The task: Wherever the string "DeepKnowledge" appears in the listing, copy that line.

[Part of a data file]
+ + + +
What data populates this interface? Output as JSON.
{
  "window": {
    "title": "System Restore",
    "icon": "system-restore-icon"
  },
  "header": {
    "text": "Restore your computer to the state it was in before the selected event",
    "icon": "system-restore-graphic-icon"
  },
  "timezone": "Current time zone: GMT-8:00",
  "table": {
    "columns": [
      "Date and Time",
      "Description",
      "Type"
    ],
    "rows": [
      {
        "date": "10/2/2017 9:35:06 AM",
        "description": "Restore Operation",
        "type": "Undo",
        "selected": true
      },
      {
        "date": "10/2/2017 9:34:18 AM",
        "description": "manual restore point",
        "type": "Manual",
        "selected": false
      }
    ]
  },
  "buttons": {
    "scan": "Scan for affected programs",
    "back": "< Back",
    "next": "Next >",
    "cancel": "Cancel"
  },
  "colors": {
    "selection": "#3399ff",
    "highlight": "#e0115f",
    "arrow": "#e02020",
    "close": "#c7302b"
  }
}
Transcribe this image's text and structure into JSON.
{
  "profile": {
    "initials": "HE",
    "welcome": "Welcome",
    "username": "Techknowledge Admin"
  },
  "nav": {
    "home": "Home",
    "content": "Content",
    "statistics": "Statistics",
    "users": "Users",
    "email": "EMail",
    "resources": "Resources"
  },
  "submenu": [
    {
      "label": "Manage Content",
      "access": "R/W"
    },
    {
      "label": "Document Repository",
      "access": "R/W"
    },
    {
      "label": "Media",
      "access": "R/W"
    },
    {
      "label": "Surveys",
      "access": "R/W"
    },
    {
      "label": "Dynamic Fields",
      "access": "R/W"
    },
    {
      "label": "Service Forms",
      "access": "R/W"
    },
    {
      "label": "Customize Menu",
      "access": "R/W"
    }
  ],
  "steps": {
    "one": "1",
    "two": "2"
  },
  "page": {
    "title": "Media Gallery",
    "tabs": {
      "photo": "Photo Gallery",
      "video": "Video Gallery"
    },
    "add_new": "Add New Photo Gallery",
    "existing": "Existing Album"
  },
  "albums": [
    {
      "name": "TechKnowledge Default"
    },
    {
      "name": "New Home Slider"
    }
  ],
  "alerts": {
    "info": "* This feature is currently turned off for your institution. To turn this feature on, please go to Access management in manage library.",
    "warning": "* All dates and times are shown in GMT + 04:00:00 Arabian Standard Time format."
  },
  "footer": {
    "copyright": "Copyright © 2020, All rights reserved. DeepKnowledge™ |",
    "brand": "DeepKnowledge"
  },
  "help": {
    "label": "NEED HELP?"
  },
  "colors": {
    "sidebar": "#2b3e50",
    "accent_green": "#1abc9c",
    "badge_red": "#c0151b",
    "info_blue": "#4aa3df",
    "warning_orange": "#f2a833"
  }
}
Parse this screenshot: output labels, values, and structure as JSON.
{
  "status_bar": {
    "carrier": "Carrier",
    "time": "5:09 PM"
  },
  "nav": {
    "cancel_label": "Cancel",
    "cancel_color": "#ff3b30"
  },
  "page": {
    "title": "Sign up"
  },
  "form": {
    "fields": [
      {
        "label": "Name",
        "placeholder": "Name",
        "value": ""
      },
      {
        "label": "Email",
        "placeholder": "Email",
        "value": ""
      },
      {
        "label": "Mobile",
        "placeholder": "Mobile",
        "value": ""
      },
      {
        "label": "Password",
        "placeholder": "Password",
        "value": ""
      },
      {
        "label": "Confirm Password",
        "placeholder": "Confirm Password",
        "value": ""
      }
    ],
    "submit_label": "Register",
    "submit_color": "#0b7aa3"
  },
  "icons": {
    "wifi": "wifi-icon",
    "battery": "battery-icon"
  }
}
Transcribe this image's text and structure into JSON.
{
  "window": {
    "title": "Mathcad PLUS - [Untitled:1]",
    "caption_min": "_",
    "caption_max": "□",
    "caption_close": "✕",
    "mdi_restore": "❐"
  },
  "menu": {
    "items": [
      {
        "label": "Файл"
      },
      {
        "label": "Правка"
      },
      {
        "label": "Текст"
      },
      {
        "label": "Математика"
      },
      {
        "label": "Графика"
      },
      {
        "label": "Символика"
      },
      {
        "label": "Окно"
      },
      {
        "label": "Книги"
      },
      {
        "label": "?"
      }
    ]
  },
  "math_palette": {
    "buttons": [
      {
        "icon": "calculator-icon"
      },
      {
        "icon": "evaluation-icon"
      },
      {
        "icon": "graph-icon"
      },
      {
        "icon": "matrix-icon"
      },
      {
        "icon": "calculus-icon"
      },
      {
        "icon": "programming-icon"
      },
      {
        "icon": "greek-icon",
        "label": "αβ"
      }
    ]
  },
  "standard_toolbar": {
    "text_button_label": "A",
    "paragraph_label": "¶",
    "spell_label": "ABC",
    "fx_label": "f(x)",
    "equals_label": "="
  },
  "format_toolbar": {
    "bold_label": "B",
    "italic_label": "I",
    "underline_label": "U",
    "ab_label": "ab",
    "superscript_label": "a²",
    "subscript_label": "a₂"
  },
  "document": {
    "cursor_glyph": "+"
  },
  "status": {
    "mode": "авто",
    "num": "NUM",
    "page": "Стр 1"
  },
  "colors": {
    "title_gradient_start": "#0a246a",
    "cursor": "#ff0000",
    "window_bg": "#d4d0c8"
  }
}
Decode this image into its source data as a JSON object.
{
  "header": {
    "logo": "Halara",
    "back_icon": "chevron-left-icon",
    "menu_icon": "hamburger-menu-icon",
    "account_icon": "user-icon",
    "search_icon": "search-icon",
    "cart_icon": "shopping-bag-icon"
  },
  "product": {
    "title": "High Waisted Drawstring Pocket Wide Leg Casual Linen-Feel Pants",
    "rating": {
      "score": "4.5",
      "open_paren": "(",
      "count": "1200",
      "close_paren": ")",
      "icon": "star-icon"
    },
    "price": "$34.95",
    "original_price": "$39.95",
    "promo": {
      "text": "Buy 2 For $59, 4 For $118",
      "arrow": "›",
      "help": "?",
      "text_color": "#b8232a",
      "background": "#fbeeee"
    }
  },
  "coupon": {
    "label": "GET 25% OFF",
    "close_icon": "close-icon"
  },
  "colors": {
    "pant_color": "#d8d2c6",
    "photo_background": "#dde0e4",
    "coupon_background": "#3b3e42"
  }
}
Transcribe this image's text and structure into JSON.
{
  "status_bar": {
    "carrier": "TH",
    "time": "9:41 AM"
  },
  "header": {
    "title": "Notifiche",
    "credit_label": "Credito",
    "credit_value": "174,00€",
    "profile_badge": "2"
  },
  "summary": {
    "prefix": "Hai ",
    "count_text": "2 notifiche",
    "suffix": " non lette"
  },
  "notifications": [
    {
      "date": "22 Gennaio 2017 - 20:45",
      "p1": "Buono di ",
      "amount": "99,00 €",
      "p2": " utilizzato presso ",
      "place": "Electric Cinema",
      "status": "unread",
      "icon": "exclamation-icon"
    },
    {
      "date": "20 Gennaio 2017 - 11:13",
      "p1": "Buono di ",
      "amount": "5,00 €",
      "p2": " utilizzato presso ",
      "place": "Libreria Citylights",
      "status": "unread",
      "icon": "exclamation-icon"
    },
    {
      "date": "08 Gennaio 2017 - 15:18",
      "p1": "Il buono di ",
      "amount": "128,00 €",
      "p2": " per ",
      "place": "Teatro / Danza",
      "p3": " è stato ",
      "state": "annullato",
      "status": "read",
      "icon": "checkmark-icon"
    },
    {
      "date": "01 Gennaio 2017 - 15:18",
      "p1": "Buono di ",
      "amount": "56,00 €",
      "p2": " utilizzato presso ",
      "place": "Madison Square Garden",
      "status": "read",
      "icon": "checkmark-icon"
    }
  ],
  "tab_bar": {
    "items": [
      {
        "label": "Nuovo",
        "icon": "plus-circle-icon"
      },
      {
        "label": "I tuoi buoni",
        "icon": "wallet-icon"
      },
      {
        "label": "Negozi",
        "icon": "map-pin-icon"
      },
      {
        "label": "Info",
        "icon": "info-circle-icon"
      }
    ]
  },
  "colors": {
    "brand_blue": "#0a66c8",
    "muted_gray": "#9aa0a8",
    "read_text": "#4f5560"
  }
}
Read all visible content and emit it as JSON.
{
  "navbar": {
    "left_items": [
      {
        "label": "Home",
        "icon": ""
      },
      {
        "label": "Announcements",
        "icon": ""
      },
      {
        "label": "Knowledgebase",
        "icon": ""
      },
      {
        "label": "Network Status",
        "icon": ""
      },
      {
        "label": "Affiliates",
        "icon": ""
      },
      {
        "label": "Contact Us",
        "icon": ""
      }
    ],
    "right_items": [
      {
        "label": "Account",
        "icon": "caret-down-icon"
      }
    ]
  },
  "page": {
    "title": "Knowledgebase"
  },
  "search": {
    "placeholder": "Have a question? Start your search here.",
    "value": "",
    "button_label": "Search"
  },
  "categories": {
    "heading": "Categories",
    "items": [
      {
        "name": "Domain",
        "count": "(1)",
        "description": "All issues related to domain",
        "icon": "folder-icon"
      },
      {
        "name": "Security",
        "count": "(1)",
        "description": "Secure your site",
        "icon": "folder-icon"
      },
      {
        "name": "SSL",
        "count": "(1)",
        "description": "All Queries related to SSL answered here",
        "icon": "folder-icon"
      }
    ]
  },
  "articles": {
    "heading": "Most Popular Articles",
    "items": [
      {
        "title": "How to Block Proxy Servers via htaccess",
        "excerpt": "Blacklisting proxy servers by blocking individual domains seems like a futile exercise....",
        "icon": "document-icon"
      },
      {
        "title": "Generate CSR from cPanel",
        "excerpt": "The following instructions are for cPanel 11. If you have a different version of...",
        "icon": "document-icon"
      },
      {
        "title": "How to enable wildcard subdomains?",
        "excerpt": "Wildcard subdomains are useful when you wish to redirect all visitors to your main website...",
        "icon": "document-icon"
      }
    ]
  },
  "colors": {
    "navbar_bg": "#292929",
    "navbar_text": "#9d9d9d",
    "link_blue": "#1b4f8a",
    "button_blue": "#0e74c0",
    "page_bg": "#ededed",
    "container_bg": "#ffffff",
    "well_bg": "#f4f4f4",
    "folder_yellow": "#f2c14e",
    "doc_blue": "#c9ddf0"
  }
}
+ + + +
Reply:
    "copyright": "Copyright © 2020, All rights reserved. DeepKnowledge™ |",
    "brand": "DeepKnowledge"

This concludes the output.